# Problem to work on
In the listing that follows, count the lines holding the word "text" and report only that number.

# Excerpted data
# # # # #
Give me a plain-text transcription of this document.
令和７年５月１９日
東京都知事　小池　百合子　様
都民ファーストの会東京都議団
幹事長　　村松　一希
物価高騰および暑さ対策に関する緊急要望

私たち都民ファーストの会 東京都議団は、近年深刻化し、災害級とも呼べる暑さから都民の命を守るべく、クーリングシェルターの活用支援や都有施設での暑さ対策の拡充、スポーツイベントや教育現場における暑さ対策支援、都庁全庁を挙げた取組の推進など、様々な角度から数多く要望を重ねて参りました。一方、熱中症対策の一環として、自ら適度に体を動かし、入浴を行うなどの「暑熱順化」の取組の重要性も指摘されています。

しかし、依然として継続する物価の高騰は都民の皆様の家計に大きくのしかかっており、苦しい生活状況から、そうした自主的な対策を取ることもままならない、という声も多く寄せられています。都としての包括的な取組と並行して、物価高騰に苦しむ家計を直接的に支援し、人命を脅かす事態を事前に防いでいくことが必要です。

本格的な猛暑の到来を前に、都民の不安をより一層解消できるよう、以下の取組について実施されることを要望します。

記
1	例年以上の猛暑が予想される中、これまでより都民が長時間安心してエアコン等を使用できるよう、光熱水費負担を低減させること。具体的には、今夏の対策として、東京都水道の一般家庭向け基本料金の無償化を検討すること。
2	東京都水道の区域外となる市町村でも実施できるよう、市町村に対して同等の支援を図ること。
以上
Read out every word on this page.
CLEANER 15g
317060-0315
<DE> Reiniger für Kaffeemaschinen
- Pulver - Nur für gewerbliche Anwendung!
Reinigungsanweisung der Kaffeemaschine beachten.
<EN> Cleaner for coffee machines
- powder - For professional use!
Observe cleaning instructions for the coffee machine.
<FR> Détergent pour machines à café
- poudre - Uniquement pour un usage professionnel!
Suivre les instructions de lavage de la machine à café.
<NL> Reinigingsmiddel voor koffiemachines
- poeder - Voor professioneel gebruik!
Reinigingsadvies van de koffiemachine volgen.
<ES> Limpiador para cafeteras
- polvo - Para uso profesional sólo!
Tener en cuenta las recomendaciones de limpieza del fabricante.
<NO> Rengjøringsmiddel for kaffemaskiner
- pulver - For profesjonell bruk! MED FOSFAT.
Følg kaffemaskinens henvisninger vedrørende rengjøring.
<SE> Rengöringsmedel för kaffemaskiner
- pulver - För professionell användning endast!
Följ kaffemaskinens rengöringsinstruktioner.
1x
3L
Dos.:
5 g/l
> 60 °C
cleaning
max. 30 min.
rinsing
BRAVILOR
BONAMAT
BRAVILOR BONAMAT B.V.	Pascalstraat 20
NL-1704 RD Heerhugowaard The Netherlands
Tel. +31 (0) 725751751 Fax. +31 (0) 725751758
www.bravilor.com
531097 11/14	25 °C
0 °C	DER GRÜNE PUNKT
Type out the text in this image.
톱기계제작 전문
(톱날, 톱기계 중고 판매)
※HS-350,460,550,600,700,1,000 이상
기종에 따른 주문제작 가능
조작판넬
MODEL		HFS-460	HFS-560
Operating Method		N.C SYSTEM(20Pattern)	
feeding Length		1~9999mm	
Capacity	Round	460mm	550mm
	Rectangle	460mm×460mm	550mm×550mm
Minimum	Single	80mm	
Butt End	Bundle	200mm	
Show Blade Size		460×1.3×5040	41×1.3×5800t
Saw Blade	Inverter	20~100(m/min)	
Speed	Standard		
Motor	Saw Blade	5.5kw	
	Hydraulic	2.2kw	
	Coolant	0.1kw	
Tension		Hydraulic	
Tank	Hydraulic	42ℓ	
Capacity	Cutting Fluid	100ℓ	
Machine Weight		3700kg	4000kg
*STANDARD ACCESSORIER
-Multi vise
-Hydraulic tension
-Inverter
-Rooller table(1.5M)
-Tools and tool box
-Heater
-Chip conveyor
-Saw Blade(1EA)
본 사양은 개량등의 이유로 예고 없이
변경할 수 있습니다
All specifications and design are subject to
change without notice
# # # # #
# Problem solution
2